[Raw records]
-- start --

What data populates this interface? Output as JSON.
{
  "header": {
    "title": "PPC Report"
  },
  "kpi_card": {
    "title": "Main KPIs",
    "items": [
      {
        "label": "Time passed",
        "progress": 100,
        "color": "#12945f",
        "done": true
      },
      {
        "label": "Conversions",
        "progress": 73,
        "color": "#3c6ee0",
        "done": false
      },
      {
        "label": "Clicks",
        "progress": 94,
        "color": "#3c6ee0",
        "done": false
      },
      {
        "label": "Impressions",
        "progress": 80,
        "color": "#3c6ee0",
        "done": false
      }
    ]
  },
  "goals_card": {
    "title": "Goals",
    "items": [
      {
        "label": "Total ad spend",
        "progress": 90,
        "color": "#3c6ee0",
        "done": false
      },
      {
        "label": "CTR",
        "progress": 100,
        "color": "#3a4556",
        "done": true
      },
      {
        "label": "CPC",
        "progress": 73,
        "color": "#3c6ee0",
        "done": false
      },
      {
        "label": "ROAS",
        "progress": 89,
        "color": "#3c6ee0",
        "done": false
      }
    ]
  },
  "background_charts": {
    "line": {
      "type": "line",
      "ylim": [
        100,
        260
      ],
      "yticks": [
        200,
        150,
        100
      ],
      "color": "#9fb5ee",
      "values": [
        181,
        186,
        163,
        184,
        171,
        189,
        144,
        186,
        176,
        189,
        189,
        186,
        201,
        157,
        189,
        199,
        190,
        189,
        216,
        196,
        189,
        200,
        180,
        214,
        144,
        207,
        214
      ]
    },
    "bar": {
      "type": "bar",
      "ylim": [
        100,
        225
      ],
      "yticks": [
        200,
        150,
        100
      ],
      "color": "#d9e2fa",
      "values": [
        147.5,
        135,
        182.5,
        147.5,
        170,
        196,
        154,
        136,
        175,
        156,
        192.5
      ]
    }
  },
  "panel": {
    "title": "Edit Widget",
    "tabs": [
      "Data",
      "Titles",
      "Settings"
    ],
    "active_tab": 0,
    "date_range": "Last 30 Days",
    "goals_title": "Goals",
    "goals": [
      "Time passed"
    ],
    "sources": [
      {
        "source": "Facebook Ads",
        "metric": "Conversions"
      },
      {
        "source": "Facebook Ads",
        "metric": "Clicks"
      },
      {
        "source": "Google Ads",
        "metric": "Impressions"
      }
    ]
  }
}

-- end --

*Task description:* Transcribe the whole listing exactly.

*Task solution:*
What data populates this interface? Output as JSON.
{
  "header": {
    "title": "PPC Report"
  },
  "kpi_card": {
    "title": "Main KPIs",
    "items": [
      {
        "label": "Time passed",
        "progress": 100,
        "color": "#12945f",
        "done": true
      },
      {
        "label": "Conversions",
        "progress": 73,
        "color": "#3c6ee0",
        "done": false
      },
      {
        "label": "Clicks",
        "progress": 94,
        "color": "#3c6ee0",
        "done": false
      },
      {
        "label": "Impressions",
        "progress": 80,
        "color": "#3c6ee0",
        "done": false
      }
    ]
  },
  "goals_card": {
    "title": "Goals",
    "items": [
      {
        "label": "Total ad spend",
        "progress": 90,
        "color": "#3c6ee0",
        "done": false
      },
      {
        "label": "CTR",
        "progress": 100,
        "color": "#3a4556",
        "done": true
      },
      {
        "label": "CPC",
        "progress": 73,
        "color": "#3c6ee0",
        "done": false
      },
      {
        "label": "ROAS",
        "progress": 89,
        "color": "#3c6ee0",
        "done": false
      }
    ]
  },
  "background_charts": {
    "line": {
      "type": "line",
      "ylim": [
        100,
        260
      ],
      "yticks": [
        200,
        150,
        100
      ],
      "color": "#9fb5ee",
      "values": [
        181,
        186,
        163,
        184,
        171,
        189,
        144,
        186,
        176,
        189,
        189,
        186,
        201,
        157,
        189,
        199,
        190,
        189,
        216,
        196,
        189,
        200,
        180,
        214,
        144,
        207,
        214
      ]
    },
    "bar": {
      "type": "bar",
      "ylim": [
        100,
        225
      ],
      "yticks": [
        200,
        150,
        100
      ],
      "color": "#d9e2fa",
      "values": [
        147.5,
        135,
        182.5,
        147.5,
        170,
        196,
        154,
        136,
        175,
        156,
        192.5
      ]
    }
  },
  "panel": {
    "title": "Edit Widget",
    "tabs": [
      "Data",
      "Titles",
      "Settings"
    ],
    "active_tab": 0,
    "date_range": "Last 30 Days",
    "goals_title": "Goals",
    "goals": [
      "Time passed"
    ],
    "sources": [
      {
        "source": "Facebook Ads",
        "metric": "Conversions"
      },
      {
        "source": "Facebook Ads",
        "metric": "Clicks"
      },
      {
        "source": "Google Ads",
        "metric": "Impressions"
      }
    ]
  }
}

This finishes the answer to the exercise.